→ **Written request**
Every record below is to be retyped exactly.
--- START Data for the task ---
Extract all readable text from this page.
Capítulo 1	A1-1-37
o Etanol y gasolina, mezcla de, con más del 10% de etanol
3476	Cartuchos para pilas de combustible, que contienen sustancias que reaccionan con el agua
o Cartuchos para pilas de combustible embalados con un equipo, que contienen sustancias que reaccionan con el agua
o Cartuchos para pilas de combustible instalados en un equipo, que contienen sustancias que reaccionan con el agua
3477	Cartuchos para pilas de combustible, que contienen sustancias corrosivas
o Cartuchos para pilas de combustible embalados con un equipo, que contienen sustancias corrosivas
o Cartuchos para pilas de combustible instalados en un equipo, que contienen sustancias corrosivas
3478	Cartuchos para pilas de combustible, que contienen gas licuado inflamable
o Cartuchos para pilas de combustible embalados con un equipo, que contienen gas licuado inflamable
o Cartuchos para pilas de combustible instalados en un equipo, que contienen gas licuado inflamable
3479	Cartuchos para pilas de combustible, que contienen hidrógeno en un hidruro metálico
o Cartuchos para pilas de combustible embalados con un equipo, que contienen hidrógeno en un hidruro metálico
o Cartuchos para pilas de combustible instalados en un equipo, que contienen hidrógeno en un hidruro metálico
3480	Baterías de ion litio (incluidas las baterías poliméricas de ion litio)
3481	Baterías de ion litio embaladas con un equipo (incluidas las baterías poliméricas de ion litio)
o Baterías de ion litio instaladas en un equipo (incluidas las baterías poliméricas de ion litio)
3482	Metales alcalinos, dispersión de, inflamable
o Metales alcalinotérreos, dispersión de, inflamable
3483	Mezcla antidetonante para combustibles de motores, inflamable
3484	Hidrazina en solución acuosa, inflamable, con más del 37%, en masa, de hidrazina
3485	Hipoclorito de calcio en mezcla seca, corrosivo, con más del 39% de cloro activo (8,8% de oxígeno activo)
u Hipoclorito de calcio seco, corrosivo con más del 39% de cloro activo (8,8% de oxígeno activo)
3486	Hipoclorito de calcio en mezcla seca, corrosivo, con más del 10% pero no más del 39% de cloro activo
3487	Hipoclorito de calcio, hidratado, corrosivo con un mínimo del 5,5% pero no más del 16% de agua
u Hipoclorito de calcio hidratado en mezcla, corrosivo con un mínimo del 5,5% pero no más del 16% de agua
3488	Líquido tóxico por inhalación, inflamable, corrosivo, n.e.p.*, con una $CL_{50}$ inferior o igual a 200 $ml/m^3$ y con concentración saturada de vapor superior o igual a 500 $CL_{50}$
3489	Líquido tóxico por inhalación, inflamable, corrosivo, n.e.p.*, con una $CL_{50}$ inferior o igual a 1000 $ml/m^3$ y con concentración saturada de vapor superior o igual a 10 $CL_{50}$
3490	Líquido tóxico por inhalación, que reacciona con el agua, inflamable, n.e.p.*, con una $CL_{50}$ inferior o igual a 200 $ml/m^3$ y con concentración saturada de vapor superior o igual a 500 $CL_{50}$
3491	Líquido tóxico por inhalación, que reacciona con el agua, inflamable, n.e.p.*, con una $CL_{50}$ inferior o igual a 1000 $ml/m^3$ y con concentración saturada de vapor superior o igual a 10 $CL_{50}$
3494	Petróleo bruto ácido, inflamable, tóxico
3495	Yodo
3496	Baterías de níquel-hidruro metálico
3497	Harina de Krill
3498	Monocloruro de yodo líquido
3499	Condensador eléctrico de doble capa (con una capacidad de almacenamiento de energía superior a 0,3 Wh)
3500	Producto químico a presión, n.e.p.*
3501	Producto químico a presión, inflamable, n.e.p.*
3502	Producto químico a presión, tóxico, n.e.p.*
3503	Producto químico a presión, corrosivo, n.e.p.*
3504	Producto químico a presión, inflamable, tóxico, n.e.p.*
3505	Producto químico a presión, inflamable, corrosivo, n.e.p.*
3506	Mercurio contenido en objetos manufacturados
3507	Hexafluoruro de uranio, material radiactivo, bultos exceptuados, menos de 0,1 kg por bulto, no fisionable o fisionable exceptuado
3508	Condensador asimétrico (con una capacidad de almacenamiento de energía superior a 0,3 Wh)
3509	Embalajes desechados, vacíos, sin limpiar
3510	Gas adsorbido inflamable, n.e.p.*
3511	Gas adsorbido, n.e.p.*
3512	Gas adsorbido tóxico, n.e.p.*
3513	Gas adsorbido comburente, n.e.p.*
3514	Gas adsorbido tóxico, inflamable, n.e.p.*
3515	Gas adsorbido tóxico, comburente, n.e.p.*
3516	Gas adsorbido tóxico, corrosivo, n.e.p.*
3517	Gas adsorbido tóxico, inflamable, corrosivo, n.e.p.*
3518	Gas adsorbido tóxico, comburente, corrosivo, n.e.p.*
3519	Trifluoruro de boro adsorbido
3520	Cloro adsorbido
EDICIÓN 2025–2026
--- END Data for the task ---
→ **The solution**
Extract all readable text from this page.
Capítulo 1	A1-1-37
o Etanol y gasolina, mezcla de, con más del 10% de etanol
3476	Cartuchos para pilas de combustible, que contienen sustancias que reaccionan con el agua
o Cartuchos para pilas de combustible embalados con un equipo, que contienen sustancias que reaccionan con el agua
o Cartuchos para pilas de combustible instalados en un equipo, que contienen sustancias que reaccionan con el agua
3477	Cartuchos para pilas de combustible, que contienen sustancias corrosivas
o Cartuchos para pilas de combustible embalados con un equipo, que contienen sustancias corrosivas
o Cartuchos para pilas de combustible instalados en un equipo, que contienen sustancias corrosivas
3478	Cartuchos para pilas de combustible, que contienen gas licuado inflamable
o Cartuchos para pilas de combustible embalados con un equipo, que contienen gas licuado inflamable
o Cartuchos para pilas de combustible instalados en un equipo, que contienen gas licuado inflamable
3479	Cartuchos para pilas de combustible, que contienen hidrógeno en un hidruro metálico
o Cartuchos para pilas de combustible embalados con un equipo, que contienen hidrógeno en un hidruro metálico
o Cartuchos para pilas de combustible instalados en un equipo, que contienen hidrógeno en un hidruro metálico
3480	Baterías de ion litio (incluidas las baterías poliméricas de ion litio)
3481	Baterías de ion litio embaladas con un equipo (incluidas las baterías poliméricas de ion litio)
o Baterías de ion litio instaladas en un equipo (incluidas las baterías poliméricas de ion litio)
3482	Metales alcalinos, dispersión de, inflamable
o Metales alcalinotérreos, dispersión de, inflamable
3483	Mezcla antidetonante para combustibles de motores, inflamable
3484	Hidrazina en solución acuosa, inflamable, con más del 37%, en masa, de hidrazina
3485	Hipoclorito de calcio en mezcla seca, corrosivo, con más del 39% de cloro activo (8,8% de oxígeno activo)
u Hipoclorito de calcio seco, corrosivo con más del 39% de cloro activo (8,8% de oxígeno activo)
3486	Hipoclorito de calcio en mezcla seca, corrosivo, con más del 10% pero no más del 39% de cloro activo
3487	Hipoclorito de calcio, hidratado, corrosivo con un mínimo del 5,5% pero no más del 16% de agua
u Hipoclorito de calcio hidratado en mezcla, corrosivo con un mínimo del 5,5% pero no más del 16% de agua
3488	Líquido tóxico por inhalación, inflamable, corrosivo, n.e.p.*, con una $CL_{50}$ inferior o igual a 200 $ml/m^3$ y con concentración saturada de vapor superior o igual a 500 $CL_{50}$
3489	Líquido tóxico por inhalación, inflamable, corrosivo, n.e.p.*, con una $CL_{50}$ inferior o igual a 1000 $ml/m^3$ y con concentración saturada de vapor superior o igual a 10 $CL_{50}$
3490	Líquido tóxico por inhalación, que reacciona con el agua, inflamable, n.e.p.*, con una $CL_{50}$ inferior o igual a 200 $ml/m^3$ y con concentración saturada de vapor superior o igual a 500 $CL_{50}$
3491	Líquido tóxico por inhalación, que reacciona con el agua, inflamable, n.e.p.*, con una $CL_{50}$ inferior o igual a 1000 $ml/m^3$ y con concentración saturada de vapor superior o igual a 10 $CL_{50}$
3494	Petróleo bruto ácido, inflamable, tóxico
3495	Yodo
3496	Baterías de níquel-hidruro metálico
3497	Harina de Krill
3498	Monocloruro de yodo líquido
3499	Condensador eléctrico de doble capa (con una capacidad de almacenamiento de energía superior a 0,3 Wh)
3500	Producto químico a presión, n.e.p.*
3501	Producto químico a presión, inflamable, n.e.p.*
3502	Producto químico a presión, tóxico, n.e.p.*
3503	Producto químico a presión, corrosivo, n.e.p.*
3504	Producto químico a presión, inflamable, tóxico, n.e.p.*
3505	Producto químico a presión, inflamable, corrosivo, n.e.p.*
3506	Mercurio contenido en objetos manufacturados
3507	Hexafluoruro de uranio, material radiactivo, bultos exceptuados, menos de 0,1 kg por bulto, no fisionable o fisionable exceptuado
3508	Condensador asimétrico (con una capacidad de almacenamiento de energía superior a 0,3 Wh)
3509	Embalajes desechados, vacíos, sin limpiar
3510	Gas adsorbido inflamable, n.e.p.*
3511	Gas adsorbido, n.e.p.*
3512	Gas adsorbido tóxico, n.e.p.*
3513	Gas adsorbido comburente, n.e.p.*
3514	Gas adsorbido tóxico, inflamable, n.e.p.*
3515	Gas adsorbido tóxico, comburente, n.e.p.*
3516	Gas adsorbido tóxico, corrosivo, n.e.p.*
3517	Gas adsorbido tóxico, inflamable, corrosivo, n.e.p.*
3518	Gas adsorbido tóxico, comburente, corrosivo, n.e.p.*
3519	Trifluoruro de boro adsorbido
3520	Cloro adsorbido
EDICIÓN 2025–2026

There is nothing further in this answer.